Word for word, retype every entry in the listing.
══ Entries supplied
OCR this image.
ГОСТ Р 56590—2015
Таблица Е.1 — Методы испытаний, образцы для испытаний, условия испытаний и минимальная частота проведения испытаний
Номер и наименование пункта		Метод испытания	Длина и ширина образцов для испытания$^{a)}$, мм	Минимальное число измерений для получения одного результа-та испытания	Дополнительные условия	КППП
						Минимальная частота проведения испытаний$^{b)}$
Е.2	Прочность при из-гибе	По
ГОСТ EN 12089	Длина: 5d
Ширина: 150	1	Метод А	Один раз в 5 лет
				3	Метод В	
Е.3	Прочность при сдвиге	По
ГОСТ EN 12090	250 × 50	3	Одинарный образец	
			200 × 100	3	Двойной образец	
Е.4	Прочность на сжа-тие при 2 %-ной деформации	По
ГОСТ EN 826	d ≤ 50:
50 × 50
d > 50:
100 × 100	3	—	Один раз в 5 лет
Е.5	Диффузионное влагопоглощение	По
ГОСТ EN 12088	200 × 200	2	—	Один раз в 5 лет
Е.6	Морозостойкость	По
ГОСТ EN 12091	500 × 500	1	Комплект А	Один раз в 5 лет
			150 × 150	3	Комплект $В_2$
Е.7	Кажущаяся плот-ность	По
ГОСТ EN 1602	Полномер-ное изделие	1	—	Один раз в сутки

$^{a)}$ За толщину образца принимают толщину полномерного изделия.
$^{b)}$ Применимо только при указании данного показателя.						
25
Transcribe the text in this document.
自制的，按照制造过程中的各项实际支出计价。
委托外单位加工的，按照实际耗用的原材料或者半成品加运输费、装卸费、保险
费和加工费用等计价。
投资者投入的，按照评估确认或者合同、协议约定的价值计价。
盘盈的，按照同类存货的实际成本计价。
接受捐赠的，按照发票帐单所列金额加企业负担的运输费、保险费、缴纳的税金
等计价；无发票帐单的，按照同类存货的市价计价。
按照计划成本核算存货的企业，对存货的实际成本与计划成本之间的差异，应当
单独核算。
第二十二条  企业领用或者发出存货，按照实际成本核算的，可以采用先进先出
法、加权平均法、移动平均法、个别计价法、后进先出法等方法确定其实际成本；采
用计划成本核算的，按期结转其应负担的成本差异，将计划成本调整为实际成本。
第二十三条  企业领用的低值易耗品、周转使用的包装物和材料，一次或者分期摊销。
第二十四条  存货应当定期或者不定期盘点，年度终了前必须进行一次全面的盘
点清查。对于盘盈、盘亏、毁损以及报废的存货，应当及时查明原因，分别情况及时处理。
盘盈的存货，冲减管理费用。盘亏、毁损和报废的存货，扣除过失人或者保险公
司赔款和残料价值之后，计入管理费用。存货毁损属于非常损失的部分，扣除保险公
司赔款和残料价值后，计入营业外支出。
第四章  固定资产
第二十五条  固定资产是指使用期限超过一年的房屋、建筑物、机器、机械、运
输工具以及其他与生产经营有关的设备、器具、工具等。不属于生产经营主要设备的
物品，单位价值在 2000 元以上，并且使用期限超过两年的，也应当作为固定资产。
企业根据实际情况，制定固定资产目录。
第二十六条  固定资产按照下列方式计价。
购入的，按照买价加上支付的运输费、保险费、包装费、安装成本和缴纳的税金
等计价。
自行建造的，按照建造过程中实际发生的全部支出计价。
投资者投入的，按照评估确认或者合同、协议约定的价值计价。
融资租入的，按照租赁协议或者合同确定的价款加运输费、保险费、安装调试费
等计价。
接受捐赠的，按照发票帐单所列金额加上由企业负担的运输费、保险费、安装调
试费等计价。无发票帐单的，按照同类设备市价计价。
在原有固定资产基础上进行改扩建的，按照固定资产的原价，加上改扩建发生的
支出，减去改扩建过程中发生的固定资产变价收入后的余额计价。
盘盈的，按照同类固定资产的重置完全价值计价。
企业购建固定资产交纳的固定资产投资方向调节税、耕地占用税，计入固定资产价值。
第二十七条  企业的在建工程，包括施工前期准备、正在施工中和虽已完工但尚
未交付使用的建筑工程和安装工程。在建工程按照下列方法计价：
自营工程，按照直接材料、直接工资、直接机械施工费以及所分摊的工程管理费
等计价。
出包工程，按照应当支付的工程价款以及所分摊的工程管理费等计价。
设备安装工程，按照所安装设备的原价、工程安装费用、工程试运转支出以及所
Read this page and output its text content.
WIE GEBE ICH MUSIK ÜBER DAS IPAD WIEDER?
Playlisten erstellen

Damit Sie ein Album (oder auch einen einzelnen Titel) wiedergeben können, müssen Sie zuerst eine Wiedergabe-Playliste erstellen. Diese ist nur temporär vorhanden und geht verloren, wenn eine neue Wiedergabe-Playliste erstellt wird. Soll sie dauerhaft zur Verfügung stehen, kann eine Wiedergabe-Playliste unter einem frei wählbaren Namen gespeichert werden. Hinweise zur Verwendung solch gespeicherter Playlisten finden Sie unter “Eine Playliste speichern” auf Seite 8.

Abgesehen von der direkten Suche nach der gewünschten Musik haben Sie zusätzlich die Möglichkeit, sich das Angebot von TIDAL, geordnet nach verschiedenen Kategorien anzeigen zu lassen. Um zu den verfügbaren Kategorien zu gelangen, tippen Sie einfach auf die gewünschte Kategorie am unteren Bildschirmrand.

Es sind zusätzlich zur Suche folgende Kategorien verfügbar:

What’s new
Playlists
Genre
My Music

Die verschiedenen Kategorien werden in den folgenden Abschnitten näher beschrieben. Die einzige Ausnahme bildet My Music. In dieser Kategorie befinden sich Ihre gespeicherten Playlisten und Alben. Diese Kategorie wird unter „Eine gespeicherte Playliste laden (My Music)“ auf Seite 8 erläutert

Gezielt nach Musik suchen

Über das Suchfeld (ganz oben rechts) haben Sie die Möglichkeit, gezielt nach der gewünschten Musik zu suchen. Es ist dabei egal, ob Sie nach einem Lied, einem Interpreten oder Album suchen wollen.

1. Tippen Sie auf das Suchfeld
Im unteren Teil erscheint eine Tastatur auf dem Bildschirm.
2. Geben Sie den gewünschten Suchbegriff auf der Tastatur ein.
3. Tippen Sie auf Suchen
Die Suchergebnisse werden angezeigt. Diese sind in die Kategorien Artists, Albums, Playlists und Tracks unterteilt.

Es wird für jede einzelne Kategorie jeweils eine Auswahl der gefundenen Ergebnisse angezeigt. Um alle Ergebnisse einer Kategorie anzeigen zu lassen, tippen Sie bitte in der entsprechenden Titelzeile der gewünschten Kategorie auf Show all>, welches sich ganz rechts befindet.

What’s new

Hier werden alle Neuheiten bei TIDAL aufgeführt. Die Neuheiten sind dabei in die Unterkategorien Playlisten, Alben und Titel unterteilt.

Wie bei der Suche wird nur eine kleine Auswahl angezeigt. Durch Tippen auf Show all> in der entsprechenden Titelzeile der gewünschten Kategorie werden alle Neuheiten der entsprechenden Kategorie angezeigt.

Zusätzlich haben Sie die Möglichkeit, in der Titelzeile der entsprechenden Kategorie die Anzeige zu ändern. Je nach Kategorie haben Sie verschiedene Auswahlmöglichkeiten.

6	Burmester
════
» **Response**:
OCR this image.
ГОСТ Р 56590—2015
Таблица Е.1 — Методы испытаний, образцы для испытаний, условия испытаний и минимальная частота проведения испытаний
Номер и наименование пункта		Метод испытания	Длина и ширина образцов для испытания$^{a)}$, мм	Минимальное число измерений для получения одного результа-та испытания	Дополнительные условия	КППП
						Минимальная частота проведения испытаний$^{b)}$
Е.2	Прочность при из-гибе	По
ГОСТ EN 12089	Длина: 5d
Ширина: 150	1	Метод А	Один раз в 5 лет
				3	Метод В	
Е.3	Прочность при сдвиге	По
ГОСТ EN 12090	250 × 50	3	Одинарный образец	
			200 × 100	3	Двойной образец	
Е.4	Прочность на сжа-тие при 2 %-ной деформации	По
ГОСТ EN 826	d ≤ 50:
50 × 50
d > 50:
100 × 100	3	—	Один раз в 5 лет
Е.5	Диффузионное влагопоглощение	По
ГОСТ EN 12088	200 × 200	2	—	Один раз в 5 лет
Е.6	Морозостойкость	По
ГОСТ EN 12091	500 × 500	1	Комплект А	Один раз в 5 лет
			150 × 150	3	Комплект $В_2$
Е.7	Кажущаяся плот-ность	По
ГОСТ EN 1602	Полномер-ное изделие	1	—	Один раз в сутки

$^{a)}$ За толщину образца принимают толщину полномерного изделия.
$^{b)}$ Применимо только при указании данного показателя.						
25
Transcribe the text in this document.
自制的，按照制造过程中的各项实际支出计价。
委托外单位加工的，按照实际耗用的原材料或者半成品加运输费、装卸费、保险
费和加工费用等计价。
投资者投入的，按照评估确认或者合同、协议约定的价值计价。
盘盈的，按照同类存货的实际成本计价。
接受捐赠的，按照发票帐单所列金额加企业负担的运输费、保险费、缴纳的税金
等计价；无发票帐单的，按照同类存货的市价计价。
按照计划成本核算存货的企业，对存货的实际成本与计划成本之间的差异，应当
单独核算。
第二十二条  企业领用或者发出存货，按照实际成本核算的，可以采用先进先出
法、加权平均法、移动平均法、个别计价法、后进先出法等方法确定其实际成本；采
用计划成本核算的，按期结转其应负担的成本差异，将计划成本调整为实际成本。
第二十三条  企业领用的低值易耗品、周转使用的包装物和材料，一次或者分期摊销。
第二十四条  存货应当定期或者不定期盘点，年度终了前必须进行一次全面的盘
点清查。对于盘盈、盘亏、毁损以及报废的存货，应当及时查明原因，分别情况及时处理。
盘盈的存货，冲减管理费用。盘亏、毁损和报废的存货，扣除过失人或者保险公
司赔款和残料价值之后，计入管理费用。存货毁损属于非常损失的部分，扣除保险公
司赔款和残料价值后，计入营业外支出。
第四章  固定资产
第二十五条  固定资产是指使用期限超过一年的房屋、建筑物、机器、机械、运
输工具以及其他与生产经营有关的设备、器具、工具等。不属于生产经营主要设备的
物品，单位价值在 2000 元以上，并且使用期限超过两年的，也应当作为固定资产。
企业根据实际情况，制定固定资产目录。
第二十六条  固定资产按照下列方式计价。
购入的，按照买价加上支付的运输费、保险费、包装费、安装成本和缴纳的税金
等计价。
自行建造的，按照建造过程中实际发生的全部支出计价。
投资者投入的，按照评估确认或者合同、协议约定的价值计价。
融资租入的，按照租赁协议或者合同确定的价款加运输费、保险费、安装调试费
等计价。
接受捐赠的，按照发票帐单所列金额加上由企业负担的运输费、保险费、安装调
试费等计价。无发票帐单的，按照同类设备市价计价。
在原有固定资产基础上进行改扩建的，按照固定资产的原价，加上改扩建发生的
支出，减去改扩建过程中发生的固定资产变价收入后的余额计价。
盘盈的，按照同类固定资产的重置完全价值计价。
企业购建固定资产交纳的固定资产投资方向调节税、耕地占用税，计入固定资产价值。
第二十七条  企业的在建工程，包括施工前期准备、正在施工中和虽已完工但尚
未交付使用的建筑工程和安装工程。在建工程按照下列方法计价：
自营工程，按照直接材料、直接工资、直接机械施工费以及所分摊的工程管理费
等计价。
出包工程，按照应当支付的工程价款以及所分摊的工程管理费等计价。
设备安装工程，按照所安装设备的原价、工程安装费用、工程试运转支出以及所
Read this page and output its text content.
WIE GEBE ICH MUSIK ÜBER DAS IPAD WIEDER?
Playlisten erstellen

Damit Sie ein Album (oder auch einen einzelnen Titel) wiedergeben können, müssen Sie zuerst eine Wiedergabe-Playliste erstellen. Diese ist nur temporär vorhanden und geht verloren, wenn eine neue Wiedergabe-Playliste erstellt wird. Soll sie dauerhaft zur Verfügung stehen, kann eine Wiedergabe-Playliste unter einem frei wählbaren Namen gespeichert werden. Hinweise zur Verwendung solch gespeicherter Playlisten finden Sie unter “Eine Playliste speichern” auf Seite 8.

Abgesehen von der direkten Suche nach der gewünschten Musik haben Sie zusätzlich die Möglichkeit, sich das Angebot von TIDAL, geordnet nach verschiedenen Kategorien anzeigen zu lassen. Um zu den verfügbaren Kategorien zu gelangen, tippen Sie einfach auf die gewünschte Kategorie am unteren Bildschirmrand.

Es sind zusätzlich zur Suche folgende Kategorien verfügbar:

What’s new
Playlists
Genre
My Music

Die verschiedenen Kategorien werden in den folgenden Abschnitten näher beschrieben. Die einzige Ausnahme bildet My Music. In dieser Kategorie befinden sich Ihre gespeicherten Playlisten und Alben. Diese Kategorie wird unter „Eine gespeicherte Playliste laden (My Music)“ auf Seite 8 erläutert

Gezielt nach Musik suchen

Über das Suchfeld (ganz oben rechts) haben Sie die Möglichkeit, gezielt nach der gewünschten Musik zu suchen. Es ist dabei egal, ob Sie nach einem Lied, einem Interpreten oder Album suchen wollen.

1. Tippen Sie auf das Suchfeld
Im unteren Teil erscheint eine Tastatur auf dem Bildschirm.
2. Geben Sie den gewünschten Suchbegriff auf der Tastatur ein.
3. Tippen Sie auf Suchen
Die Suchergebnisse werden angezeigt. Diese sind in die Kategorien Artists, Albums, Playlists und Tracks unterteilt.

Es wird für jede einzelne Kategorie jeweils eine Auswahl der gefundenen Ergebnisse angezeigt. Um alle Ergebnisse einer Kategorie anzeigen zu lassen, tippen Sie bitte in der entsprechenden Titelzeile der gewünschten Kategorie auf Show all>, welches sich ganz rechts befindet.

What’s new

Hier werden alle Neuheiten bei TIDAL aufgeführt. Die Neuheiten sind dabei in die Unterkategorien Playlisten, Alben und Titel unterteilt.

Wie bei der Suche wird nur eine kleine Auswahl angezeigt. Durch Tippen auf Show all> in der entsprechenden Titelzeile der gewünschten Kategorie werden alle Neuheiten der entsprechenden Kategorie angezeigt.

Zusätzlich haben Sie die Möglichkeit, in der Titelzeile der entsprechenden Kategorie die Anzeige zu ändern. Je nach Kategorie haben Sie verschiedene Auswahlmöglichkeiten.

6	Burmester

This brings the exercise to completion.